- Instructions for the task: Retype the material below line for line without changing anything, but leave out the picture.

Image layout annotations
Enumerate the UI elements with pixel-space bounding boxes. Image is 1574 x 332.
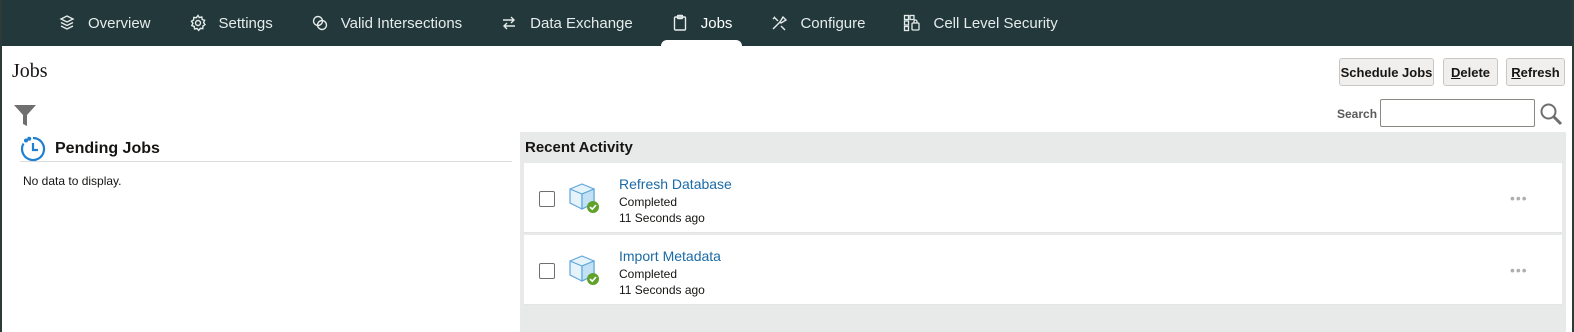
cube-completed-icon [567,253,601,287]
tab-label: Data Exchange [530,14,633,32]
job-card: Refresh Database Completed 11 Seconds ag… [524,163,1562,233]
job-checkbox[interactable] [539,191,555,207]
tab-configure[interactable]: Configure [770,0,865,46]
job-name-link[interactable]: Import Metadata [619,248,721,264]
refresh-button[interactable]: Refresh [1506,58,1565,86]
page-title: Jobs [12,60,48,82]
pending-jobs-title: Pending Jobs [55,139,160,157]
clipboard-icon [671,14,689,32]
job-card: Import Metadata Completed 11 Seconds ago… [524,235,1562,305]
refresh-label: efresh [1520,64,1560,80]
schedule-jobs-button[interactable]: Schedule Jobs [1339,58,1434,86]
tab-valid-intersections[interactable]: Valid Intersections [311,0,462,46]
more-actions-icon[interactable]: ••• [1510,263,1528,277]
tab-cell-level-security[interactable]: Cell Level Security [903,0,1058,46]
tab-label: Settings [218,14,273,32]
no-data-message: No data to display. [23,174,122,188]
cube-completed-icon [567,181,601,215]
more-actions-icon[interactable]: ••• [1510,191,1528,205]
tab-data-exchange[interactable]: Data Exchange [500,0,633,46]
schedule-jobs-label: Schedule Jobs [1340,64,1433,80]
delete-mnemonic: D [1450,64,1461,80]
app-frame: Overview Settings Valid Intersections Da… [0,0,1574,332]
top-nav: Overview Settings Valid Intersections Da… [2,0,1572,46]
delete-button[interactable]: Delete [1443,58,1498,86]
pending-jobs-header: Pending Jobs [20,136,512,162]
cube-stack-icon [58,14,76,32]
search-icon[interactable] [1539,102,1563,126]
job-checkbox[interactable] [539,263,555,279]
tab-jobs[interactable]: Jobs [660,0,743,46]
search-input[interactable] [1380,99,1535,127]
tab-label: Valid Intersections [340,14,463,32]
job-status: Completed [619,267,678,281]
exchange-arrows-icon [500,14,518,32]
tab-label: Cell Level Security [933,14,1058,32]
search-label: Search [1337,107,1378,121]
job-name-link[interactable]: Refresh Database [619,176,732,192]
grid-security-icon [903,14,921,32]
tab-label: Configure [800,14,866,32]
filter-icon[interactable] [13,103,37,127]
job-status: Completed [619,195,678,209]
delete-label: elete [1460,64,1491,80]
job-time: 11 Seconds ago [619,211,705,225]
tab-label: Overview [88,14,151,32]
tools-icon [770,14,788,32]
job-time: 11 Seconds ago [619,283,705,297]
recent-activity-panel: Recent Activity Refresh Database Complet… [520,132,1566,332]
tab-settings[interactable]: Settings [189,0,273,46]
refresh-mnemonic: R [1511,64,1521,80]
tab-overview[interactable]: Overview [58,0,151,46]
clock-icon [20,136,46,162]
intersect-icon [311,14,329,32]
recent-activity-title: Recent Activity [525,139,633,156]
gear-icon [189,14,207,32]
tab-label: Jobs [700,14,733,32]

- Solution to the problem:
Enumerate the UI elements with pixel-space bounding boxes. Image is 1574 x 332.
cube-completed-icon [567,253,601,287]
tab-label: Data Exchange [530,14,633,32]
job-card: Refresh Database Completed 11 Seconds ag… [524,163,1562,233]
job-checkbox[interactable] [539,191,555,207]
tab-configure[interactable]: Configure [770,0,865,46]
job-name-link[interactable]: Import Metadata [619,248,721,264]
refresh-button[interactable]: Refresh [1506,58,1565,86]
page-title: Jobs [12,60,48,82]
pending-jobs-title: Pending Jobs [55,139,160,157]
clipboard-icon [671,14,689,32]
job-card: Import Metadata Completed 11 Seconds ago… [524,235,1562,305]
refresh-label: efresh [1520,64,1560,80]
schedule-jobs-button[interactable]: Schedule Jobs [1339,58,1434,86]
tab-valid-intersections[interactable]: Valid Intersections [311,0,462,46]
more-actions-icon[interactable]: ••• [1510,263,1528,277]
tab-cell-level-security[interactable]: Cell Level Security [903,0,1058,46]
tab-label: Settings [218,14,273,32]
no-data-message: No data to display. [23,174,122,188]
cube-completed-icon [567,181,601,215]
more-actions-icon[interactable]: ••• [1510,191,1528,205]
tab-data-exchange[interactable]: Data Exchange [500,0,633,46]
schedule-jobs-label: Schedule Jobs [1340,64,1433,80]
delete-mnemonic: D [1450,64,1461,80]
app-frame: Overview Settings Valid Intersections Da… [0,0,1574,332]
top-nav: Overview Settings Valid Intersections Da… [2,0,1572,46]
delete-button[interactable]: Delete [1443,58,1498,86]
pending-jobs-header: Pending Jobs [20,136,512,162]
cube-stack-icon [58,14,76,32]
search-icon[interactable] [1539,102,1563,126]
job-checkbox[interactable] [539,263,555,279]
tab-jobs[interactable]: Jobs [660,0,743,46]
search-input[interactable] [1380,99,1535,127]
tab-label: Valid Intersections [340,14,463,32]
job-status: Completed [619,267,678,281]
exchange-arrows-icon [500,14,518,32]
tab-label: Cell Level Security [933,14,1058,32]
search-label: Search [1337,107,1378,121]
job-name-link[interactable]: Refresh Database [619,176,732,192]
grid-security-icon [903,14,921,32]
tab-label: Configure [800,14,866,32]
filter-icon[interactable] [13,103,37,127]
job-status: Completed [619,195,678,209]
delete-label: elete [1460,64,1491,80]
job-time: 11 Seconds ago [619,211,705,225]
tab-label: Overview [88,14,151,32]
tools-icon [770,14,788,32]
job-time: 11 Seconds ago [619,283,705,297]
recent-activity-panel: Recent Activity Refresh Database Complet… [520,132,1566,332]
tab-settings[interactable]: Settings [189,0,273,46]
refresh-mnemonic: R [1511,64,1521,80]
tab-overview[interactable]: Overview [58,0,151,46]
clock-icon [20,136,46,162]
intersect-icon [311,14,329,32]
recent-activity-title: Recent Activity [525,139,633,156]
gear-icon [189,14,207,32]
tab-label: Jobs [700,14,733,32]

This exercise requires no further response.